[Start of section]

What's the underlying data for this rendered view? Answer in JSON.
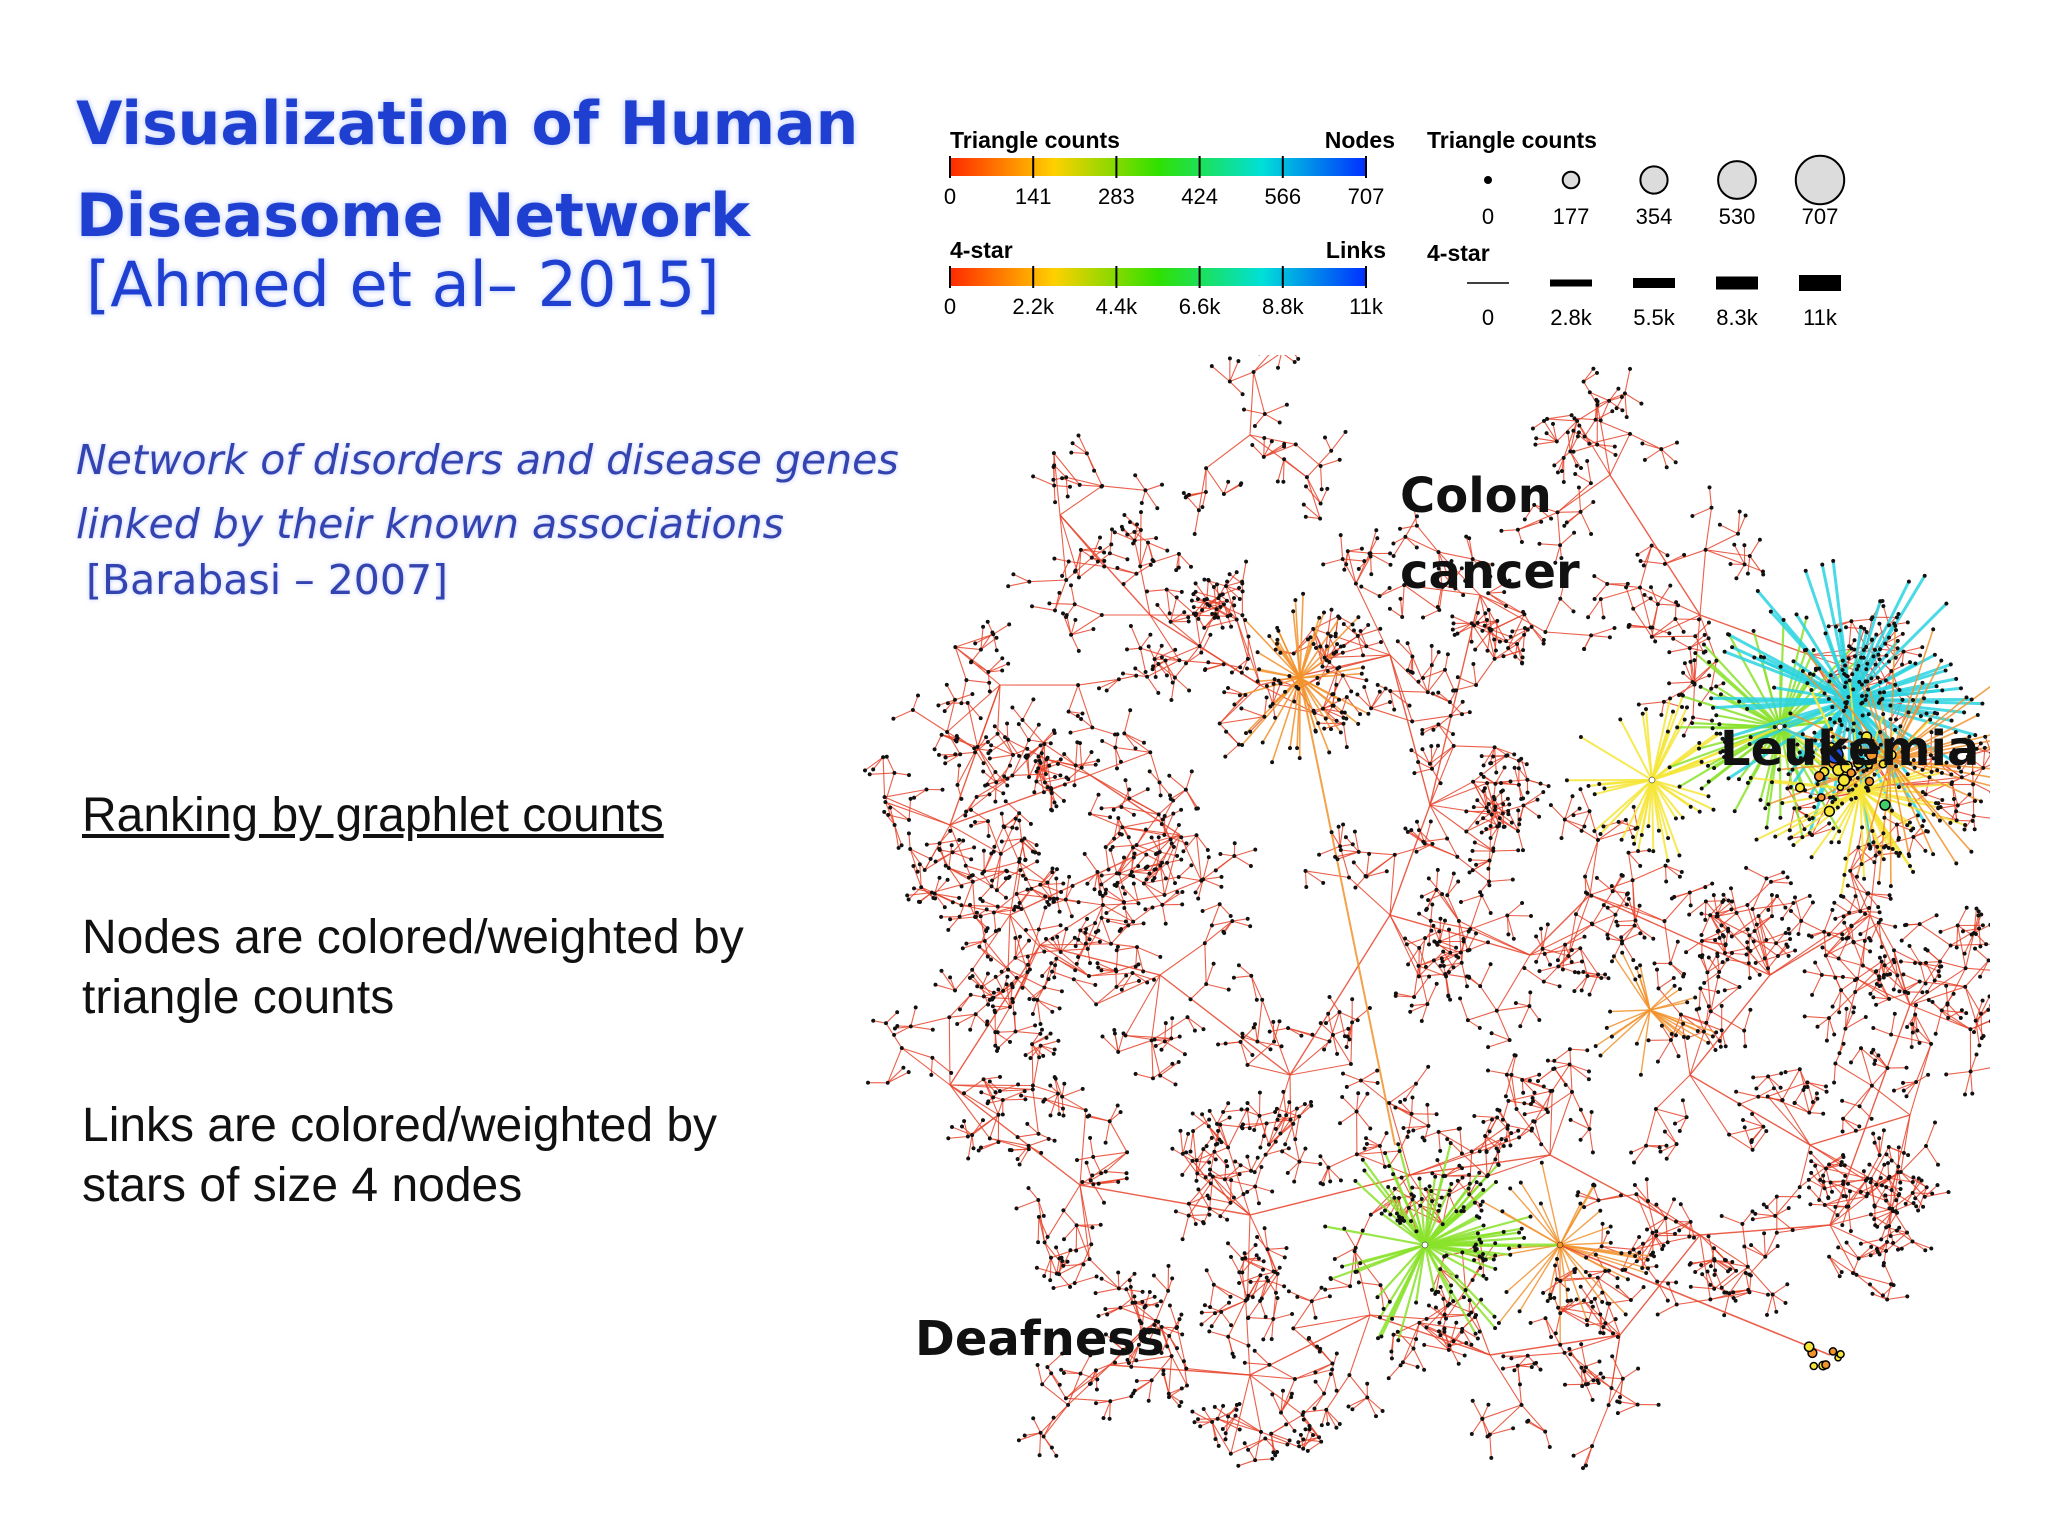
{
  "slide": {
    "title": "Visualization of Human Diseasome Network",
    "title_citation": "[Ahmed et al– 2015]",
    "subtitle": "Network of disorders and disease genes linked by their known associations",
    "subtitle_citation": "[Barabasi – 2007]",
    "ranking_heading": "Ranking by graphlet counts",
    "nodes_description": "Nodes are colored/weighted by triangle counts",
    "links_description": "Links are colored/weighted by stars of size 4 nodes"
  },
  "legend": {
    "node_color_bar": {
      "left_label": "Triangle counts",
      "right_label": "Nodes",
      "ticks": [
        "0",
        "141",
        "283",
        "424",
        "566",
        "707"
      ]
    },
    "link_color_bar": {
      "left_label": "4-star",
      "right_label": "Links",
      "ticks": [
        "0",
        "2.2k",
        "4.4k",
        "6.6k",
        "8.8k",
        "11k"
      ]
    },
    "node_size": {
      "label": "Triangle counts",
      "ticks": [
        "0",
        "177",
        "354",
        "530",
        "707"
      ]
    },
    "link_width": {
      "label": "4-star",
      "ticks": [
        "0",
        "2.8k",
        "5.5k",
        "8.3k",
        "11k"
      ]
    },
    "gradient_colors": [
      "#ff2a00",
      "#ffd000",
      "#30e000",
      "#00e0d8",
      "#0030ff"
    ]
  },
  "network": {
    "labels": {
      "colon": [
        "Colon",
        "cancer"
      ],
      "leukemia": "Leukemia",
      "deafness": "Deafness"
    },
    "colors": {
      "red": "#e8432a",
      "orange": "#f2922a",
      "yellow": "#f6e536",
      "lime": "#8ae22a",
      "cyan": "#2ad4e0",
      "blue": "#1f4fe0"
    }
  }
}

[End of section]
[Start of section]

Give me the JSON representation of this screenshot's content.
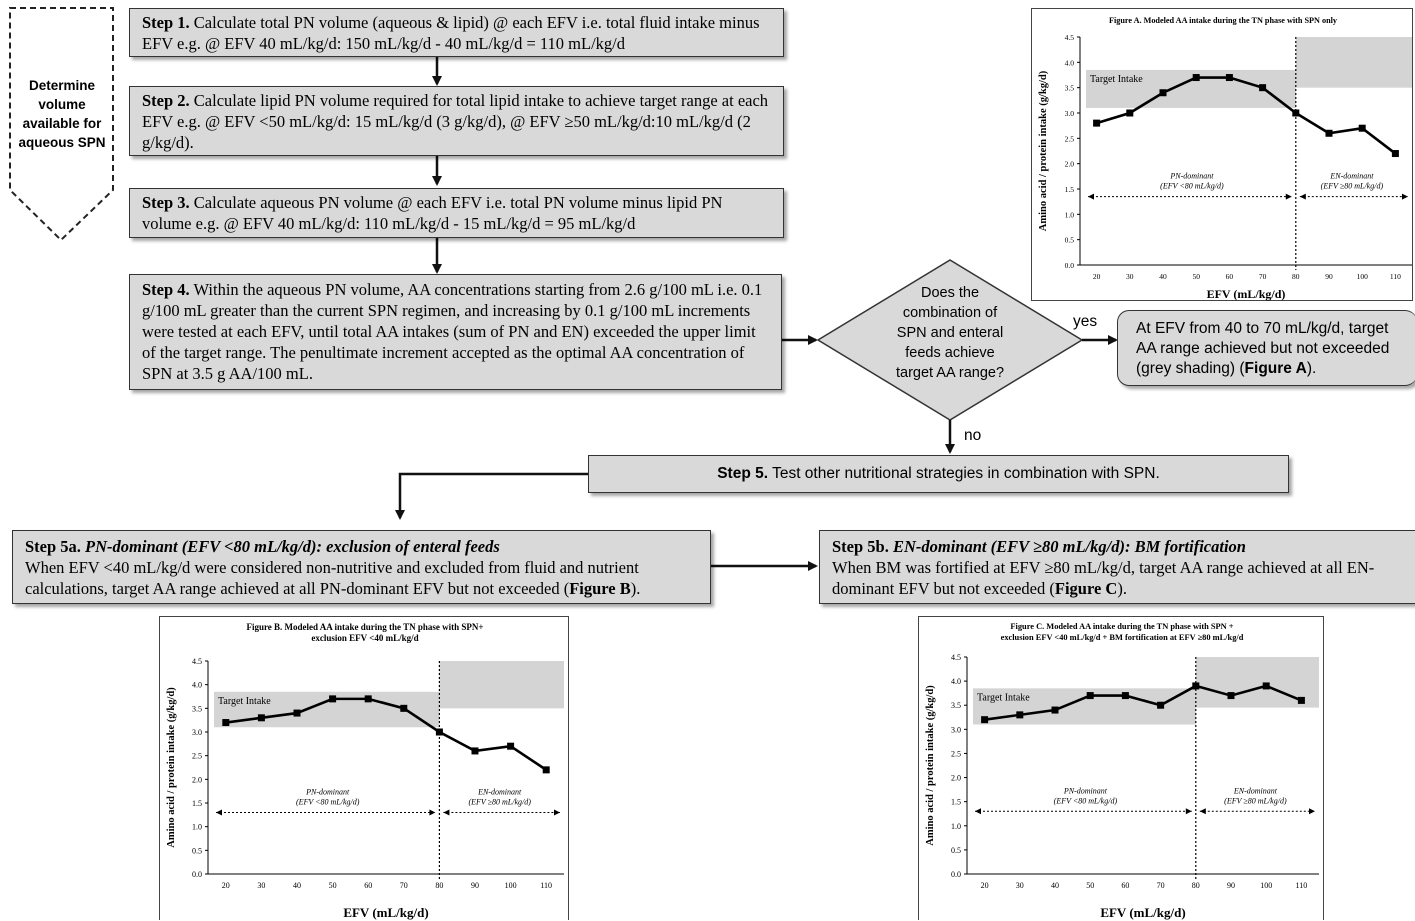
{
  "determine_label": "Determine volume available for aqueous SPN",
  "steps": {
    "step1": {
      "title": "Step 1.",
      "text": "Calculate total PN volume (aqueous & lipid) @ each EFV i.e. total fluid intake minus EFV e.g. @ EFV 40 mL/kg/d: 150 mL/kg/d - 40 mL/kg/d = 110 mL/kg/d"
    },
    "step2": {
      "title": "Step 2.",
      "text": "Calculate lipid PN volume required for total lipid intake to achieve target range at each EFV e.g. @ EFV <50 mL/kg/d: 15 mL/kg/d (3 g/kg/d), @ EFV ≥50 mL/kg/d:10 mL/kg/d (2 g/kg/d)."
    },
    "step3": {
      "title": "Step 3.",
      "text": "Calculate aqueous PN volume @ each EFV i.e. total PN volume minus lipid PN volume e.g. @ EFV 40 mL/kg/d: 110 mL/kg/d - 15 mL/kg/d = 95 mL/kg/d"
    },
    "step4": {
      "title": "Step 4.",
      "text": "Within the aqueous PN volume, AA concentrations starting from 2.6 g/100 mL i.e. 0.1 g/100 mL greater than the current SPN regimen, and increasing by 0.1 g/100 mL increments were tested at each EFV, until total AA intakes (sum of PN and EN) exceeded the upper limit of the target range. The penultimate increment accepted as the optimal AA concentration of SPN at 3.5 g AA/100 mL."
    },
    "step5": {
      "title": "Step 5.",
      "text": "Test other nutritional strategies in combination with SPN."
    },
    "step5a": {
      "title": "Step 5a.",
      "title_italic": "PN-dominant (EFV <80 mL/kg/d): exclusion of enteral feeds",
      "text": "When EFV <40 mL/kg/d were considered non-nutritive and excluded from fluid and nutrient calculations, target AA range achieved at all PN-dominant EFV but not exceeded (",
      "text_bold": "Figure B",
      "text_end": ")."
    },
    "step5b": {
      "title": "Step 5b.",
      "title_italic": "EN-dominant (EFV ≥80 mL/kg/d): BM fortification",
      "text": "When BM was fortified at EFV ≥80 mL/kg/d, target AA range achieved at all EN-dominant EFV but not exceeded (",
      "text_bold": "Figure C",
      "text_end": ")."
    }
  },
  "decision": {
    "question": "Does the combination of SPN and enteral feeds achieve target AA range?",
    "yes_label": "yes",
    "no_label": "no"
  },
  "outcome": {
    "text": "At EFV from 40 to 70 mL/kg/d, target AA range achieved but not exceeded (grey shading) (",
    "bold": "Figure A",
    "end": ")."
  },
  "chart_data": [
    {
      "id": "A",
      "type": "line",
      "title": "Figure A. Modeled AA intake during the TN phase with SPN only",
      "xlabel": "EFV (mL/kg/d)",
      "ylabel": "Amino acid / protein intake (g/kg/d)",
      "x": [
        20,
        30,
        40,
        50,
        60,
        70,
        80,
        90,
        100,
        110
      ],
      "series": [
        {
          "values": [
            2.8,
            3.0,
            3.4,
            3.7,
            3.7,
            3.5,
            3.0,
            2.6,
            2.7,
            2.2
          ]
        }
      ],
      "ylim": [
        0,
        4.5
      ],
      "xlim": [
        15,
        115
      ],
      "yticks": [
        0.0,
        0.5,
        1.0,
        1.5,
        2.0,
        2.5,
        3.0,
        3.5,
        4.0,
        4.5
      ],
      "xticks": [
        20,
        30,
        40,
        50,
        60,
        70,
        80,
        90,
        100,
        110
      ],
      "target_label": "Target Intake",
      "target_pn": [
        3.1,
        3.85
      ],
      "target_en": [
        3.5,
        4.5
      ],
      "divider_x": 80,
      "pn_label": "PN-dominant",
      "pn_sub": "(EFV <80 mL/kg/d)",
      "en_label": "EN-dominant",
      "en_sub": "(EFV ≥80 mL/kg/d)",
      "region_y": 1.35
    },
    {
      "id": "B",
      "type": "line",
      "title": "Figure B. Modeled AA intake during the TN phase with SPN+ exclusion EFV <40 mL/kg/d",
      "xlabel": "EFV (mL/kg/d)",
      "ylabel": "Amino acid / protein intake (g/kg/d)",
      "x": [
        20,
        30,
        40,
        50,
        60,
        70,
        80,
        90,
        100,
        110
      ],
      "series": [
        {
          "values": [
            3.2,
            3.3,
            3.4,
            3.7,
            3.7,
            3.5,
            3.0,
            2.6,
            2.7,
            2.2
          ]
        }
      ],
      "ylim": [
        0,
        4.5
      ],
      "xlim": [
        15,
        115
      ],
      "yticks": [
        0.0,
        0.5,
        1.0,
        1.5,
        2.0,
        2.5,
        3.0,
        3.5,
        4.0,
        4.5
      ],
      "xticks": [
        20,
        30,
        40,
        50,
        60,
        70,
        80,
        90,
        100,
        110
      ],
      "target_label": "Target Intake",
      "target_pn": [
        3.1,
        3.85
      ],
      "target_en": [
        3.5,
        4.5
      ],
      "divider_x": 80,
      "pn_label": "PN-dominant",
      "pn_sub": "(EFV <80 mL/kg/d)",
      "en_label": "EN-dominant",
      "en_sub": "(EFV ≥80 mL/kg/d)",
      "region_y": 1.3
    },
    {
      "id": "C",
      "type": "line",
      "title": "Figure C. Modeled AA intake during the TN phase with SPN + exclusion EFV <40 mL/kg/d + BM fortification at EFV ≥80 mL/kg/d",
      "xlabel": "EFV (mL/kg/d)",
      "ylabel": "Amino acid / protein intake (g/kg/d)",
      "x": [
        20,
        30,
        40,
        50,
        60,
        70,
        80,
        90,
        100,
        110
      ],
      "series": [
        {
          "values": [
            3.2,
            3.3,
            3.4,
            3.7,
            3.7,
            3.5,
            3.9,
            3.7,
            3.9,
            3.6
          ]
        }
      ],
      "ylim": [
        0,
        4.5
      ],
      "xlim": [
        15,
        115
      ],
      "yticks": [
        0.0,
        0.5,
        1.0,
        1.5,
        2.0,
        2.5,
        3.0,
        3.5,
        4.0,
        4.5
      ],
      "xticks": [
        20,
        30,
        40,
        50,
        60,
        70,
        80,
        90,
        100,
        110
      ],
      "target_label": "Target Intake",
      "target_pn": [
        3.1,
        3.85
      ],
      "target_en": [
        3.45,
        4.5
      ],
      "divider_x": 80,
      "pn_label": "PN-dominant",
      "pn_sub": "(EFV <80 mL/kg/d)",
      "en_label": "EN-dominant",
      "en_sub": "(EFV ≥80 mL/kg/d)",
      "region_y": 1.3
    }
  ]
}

[End of section]

• **THE PROBLEM**
Each line of the data above containing the string "Calculate" is to be copied.

• **EXERCISE SOLUTION**
      "text": "Calculate total PN volume (aqueous & lipid) @ each EFV i.e. total fluid intake minus EFV e.g. @ EFV 40 mL/kg/d: 150 mL/kg/d - 40 mL/kg/d = 110 mL/kg/d"
      "text": "Calculate lipid PN volume required for total lipid intake to achieve target range at each EFV e.g. @ EFV <50 mL/kg/d: 15 mL/kg/d (3 g/kg/d), @ EFV ≥50 mL/kg/d:10 mL/kg/d (2 g/kg/d)."
      "text": "Calculate aqueous PN volume @ each EFV i.e. total PN volume minus lipid PN volume e.g. @ EFV 40 mL/kg/d: 110 mL/kg/d - 15 mL/kg/d = 95 mL/kg/d"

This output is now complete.